* SET PROBLEM 1 *
Give back the labeled region entries from their first line through the line containing "tank-tag-button[interactable]: T32 <box>1154", switching each "tank-tag-button" to "tank-label-button" and keeping everything else unchanged. Return only those lines.

* PASSAGE TO READ *
★ ★ ★ ★ ★ ★ ★

In some embodiments, some or all of grating vertical optical couplers 310 and 390 can be replaced by functionally similar vertical optical coupling structures, e.g., known to the persons skilled in the pertinent art. Example vertical optical coupling structures that can be used in some embodiments for this purpose are disclosed, e.g., in U.S. Pat. Nos. 8,494,315, 9,028,157, 8,604,577, 8,625,942, and 10,151,865, and in U.S. Patent Application Publication No. 2003/0235370, all of which are incorporated herein by reference in their entirety.

FIG. 4 shows a schematic top view of a photonic circuit 400 that can be a part of PIC 220 (FIG. 2) according to an alternative embodiment. In circuit 400, some of optical modulators 340 are nested to enable the use of IQ optical modulation formats, such as QPSK, DQPSK, QAM, etc. Circuit 400 also supports the use of polarization multiplexing by employing one or more grating vertical optical couplers 490.

As an example, FIG. 4 shows four nested optical modulators 340, labeled 340₁-340₄, connected between optical splitter 320 and the same grating vertical optical coupler 490. More specifically, optical modulators 340₁ and 340₂ are connected between optical planar waveguides 326₁ and 426₁ using an optical power splitter (e.g., a 3-dB splitter) 4381 and an optical power combiner 442₁. Optical modulators 3403 and 340₄ are similarly connected between optical waveguides 326₂ and 426₂ using an optical power splitter 438₂ and an optical power combiner 4422.

In operation, optical modulator 340₁ can be electrically driven to generate an in-phase (I) component of the modulated optical signal guided by optical waveguide 426₁, and optical modulator 340₂ can be electrically driven to generate a quadrature (Q) component of the modulated optical signal guided by that optical waveguide. Optical modulator 340₃ can be electrically driven to generate an I-component of the modulated optical signal guided by optical waveguide 426₂, and optical modulator 340₄ can be electrically driven to generate a Q-component of the modulated optical signal guided by that optical waveguide.

In an example embodiment, the grating vertical optical coupler 490 is configured to couple the modulated optical signal received from optical waveguide 426₁ into a first (e.g., X) polarization supported by the optical core to which the grating coupler is vertically optically end-coupled. The grating coupler 490 is further configured to couple the modulated optical signal received from optical waveguide 426₂ into a second (e.g., Y) polarization supported by that same optical core, the second polarization being orthogonal to the first polarization. As such, the grating coupler 490 operates to perform polarization multiplexing. In at least some embodiments, the grating coupler 490 can be implemented using one of the polarization-sensitive grating couplers referred to and/or disclosed in U.S. Pat. Nos. 9,244,227 and 10,365,435, both of which are incorporated herein by reference in their entirety.

★ ★ ★ ★ ★ ★ ★

[Labeled region entries]
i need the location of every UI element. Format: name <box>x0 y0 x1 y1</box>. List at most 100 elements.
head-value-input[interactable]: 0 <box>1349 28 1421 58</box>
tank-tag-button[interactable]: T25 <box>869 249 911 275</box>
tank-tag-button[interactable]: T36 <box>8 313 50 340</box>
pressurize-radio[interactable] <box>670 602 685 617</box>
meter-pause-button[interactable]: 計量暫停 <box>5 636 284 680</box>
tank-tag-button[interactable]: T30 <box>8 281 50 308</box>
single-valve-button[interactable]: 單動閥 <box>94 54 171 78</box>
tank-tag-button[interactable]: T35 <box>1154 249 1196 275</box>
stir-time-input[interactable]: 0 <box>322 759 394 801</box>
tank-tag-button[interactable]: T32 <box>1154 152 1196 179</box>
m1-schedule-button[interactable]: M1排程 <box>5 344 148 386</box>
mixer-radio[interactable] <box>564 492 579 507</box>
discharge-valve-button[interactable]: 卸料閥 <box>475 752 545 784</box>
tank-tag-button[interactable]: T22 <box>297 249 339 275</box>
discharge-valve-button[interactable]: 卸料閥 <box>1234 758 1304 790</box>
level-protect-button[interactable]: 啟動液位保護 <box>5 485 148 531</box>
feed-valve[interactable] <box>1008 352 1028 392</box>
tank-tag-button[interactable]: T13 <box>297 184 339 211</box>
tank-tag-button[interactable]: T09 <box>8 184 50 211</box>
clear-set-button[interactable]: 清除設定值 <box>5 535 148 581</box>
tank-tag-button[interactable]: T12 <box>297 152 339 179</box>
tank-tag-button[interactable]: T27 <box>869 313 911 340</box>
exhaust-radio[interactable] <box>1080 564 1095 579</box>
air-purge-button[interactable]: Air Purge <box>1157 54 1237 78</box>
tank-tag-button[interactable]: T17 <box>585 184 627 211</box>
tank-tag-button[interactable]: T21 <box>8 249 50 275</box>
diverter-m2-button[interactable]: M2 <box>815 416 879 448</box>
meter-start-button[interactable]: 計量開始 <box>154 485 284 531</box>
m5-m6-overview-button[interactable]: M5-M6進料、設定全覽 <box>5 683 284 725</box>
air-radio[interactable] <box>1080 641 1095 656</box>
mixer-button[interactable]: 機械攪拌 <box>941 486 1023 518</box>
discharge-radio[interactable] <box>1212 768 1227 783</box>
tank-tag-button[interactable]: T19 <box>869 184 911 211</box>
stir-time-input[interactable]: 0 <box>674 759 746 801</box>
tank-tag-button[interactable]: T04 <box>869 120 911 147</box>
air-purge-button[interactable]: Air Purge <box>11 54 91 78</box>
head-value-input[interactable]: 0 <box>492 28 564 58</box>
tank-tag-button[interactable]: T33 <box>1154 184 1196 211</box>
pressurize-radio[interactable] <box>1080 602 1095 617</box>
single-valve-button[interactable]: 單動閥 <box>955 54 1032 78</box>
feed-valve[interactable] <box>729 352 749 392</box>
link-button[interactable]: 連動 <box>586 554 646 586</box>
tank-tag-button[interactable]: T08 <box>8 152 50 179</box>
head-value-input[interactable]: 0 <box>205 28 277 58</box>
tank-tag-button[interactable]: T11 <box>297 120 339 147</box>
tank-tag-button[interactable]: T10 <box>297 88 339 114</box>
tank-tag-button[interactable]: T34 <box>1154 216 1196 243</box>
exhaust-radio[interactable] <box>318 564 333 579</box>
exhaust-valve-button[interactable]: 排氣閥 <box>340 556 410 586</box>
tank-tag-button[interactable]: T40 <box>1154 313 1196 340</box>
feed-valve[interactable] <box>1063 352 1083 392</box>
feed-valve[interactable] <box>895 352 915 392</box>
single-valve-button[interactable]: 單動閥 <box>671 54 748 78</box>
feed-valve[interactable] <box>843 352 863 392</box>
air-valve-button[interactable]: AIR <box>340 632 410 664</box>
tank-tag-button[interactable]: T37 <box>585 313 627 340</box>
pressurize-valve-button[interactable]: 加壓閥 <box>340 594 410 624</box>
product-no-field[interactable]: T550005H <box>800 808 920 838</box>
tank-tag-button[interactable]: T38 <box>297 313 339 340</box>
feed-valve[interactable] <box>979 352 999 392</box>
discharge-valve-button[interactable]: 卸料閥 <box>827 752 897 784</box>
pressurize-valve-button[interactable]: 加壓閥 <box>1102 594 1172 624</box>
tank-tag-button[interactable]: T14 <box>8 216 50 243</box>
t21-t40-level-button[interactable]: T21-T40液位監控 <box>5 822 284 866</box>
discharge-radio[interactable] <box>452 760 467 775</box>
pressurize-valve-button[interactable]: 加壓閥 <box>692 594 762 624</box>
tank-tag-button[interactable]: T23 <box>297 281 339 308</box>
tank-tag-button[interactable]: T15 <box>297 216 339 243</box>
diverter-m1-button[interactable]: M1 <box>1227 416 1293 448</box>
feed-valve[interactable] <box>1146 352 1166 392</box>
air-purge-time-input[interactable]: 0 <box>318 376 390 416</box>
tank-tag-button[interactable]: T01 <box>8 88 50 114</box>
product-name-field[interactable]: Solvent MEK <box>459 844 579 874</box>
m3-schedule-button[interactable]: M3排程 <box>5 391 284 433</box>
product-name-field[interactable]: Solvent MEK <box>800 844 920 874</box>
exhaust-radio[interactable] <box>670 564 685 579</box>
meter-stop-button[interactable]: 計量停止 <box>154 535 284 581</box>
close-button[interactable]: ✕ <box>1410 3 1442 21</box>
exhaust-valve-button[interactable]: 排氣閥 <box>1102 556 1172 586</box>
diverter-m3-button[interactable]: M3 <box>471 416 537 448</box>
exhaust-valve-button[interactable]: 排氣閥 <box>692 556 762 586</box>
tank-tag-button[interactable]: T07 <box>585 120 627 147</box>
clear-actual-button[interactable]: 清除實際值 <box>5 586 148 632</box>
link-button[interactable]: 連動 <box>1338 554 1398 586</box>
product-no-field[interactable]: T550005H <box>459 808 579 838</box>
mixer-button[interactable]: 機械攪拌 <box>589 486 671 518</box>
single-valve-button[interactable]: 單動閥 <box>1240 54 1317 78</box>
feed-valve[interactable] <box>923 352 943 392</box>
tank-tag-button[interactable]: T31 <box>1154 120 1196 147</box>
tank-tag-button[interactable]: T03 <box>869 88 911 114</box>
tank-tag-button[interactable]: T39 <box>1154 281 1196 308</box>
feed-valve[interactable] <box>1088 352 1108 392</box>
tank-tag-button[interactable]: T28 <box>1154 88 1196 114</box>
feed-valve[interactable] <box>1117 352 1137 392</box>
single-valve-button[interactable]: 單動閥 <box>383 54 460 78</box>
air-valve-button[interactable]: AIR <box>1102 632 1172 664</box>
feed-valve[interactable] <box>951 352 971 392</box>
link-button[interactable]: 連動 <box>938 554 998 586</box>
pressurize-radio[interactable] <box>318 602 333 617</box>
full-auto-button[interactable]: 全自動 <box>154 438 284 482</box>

★ ★ ★ ★ ★ ★ ★

* SET PROBLEM 2 *
Retype, word for word, the part of the photonic circuit passage that opens with the words "FIG. 4 shows a" and closes with "optical couplers 490.".

* EXPECTED ANSWER 1 *
i need the location of every UI element. Format: name <box>x0 y0 x1 y1</box>. List at most 100 elements.
head-value-input[interactable]: 0 <box>1349 28 1421 58</box>
tank-label-button[interactable]: T25 <box>869 249 911 275</box>
tank-label-button[interactable]: T36 <box>8 313 50 340</box>
pressurize-radio[interactable] <box>670 602 685 617</box>
meter-pause-button[interactable]: 計量暫停 <box>5 636 284 680</box>
tank-label-button[interactable]: T30 <box>8 281 50 308</box>
single-valve-button[interactable]: 單動閥 <box>94 54 171 78</box>
tank-label-button[interactable]: T35 <box>1154 249 1196 275</box>
stir-time-input[interactable]: 0 <box>322 759 394 801</box>
tank-label-button[interactable]: T32 <box>1154 152 1196 179</box>

* EXPECTED ANSWER 2 *
FIG. 4 shows a schematic top view of a photonic circuit 400 that can be a part of PIC 220 (FIG. 2) according to an alternative embodiment. In circuit 400, some of optical modulators 340 are nested to enable the use of IQ optical modulation formats, such as QPSK, DQPSK, QAM, etc. Circuit 400 also supports the use of polarization multiplexing by employing one or more grating vertical optical couplers 490.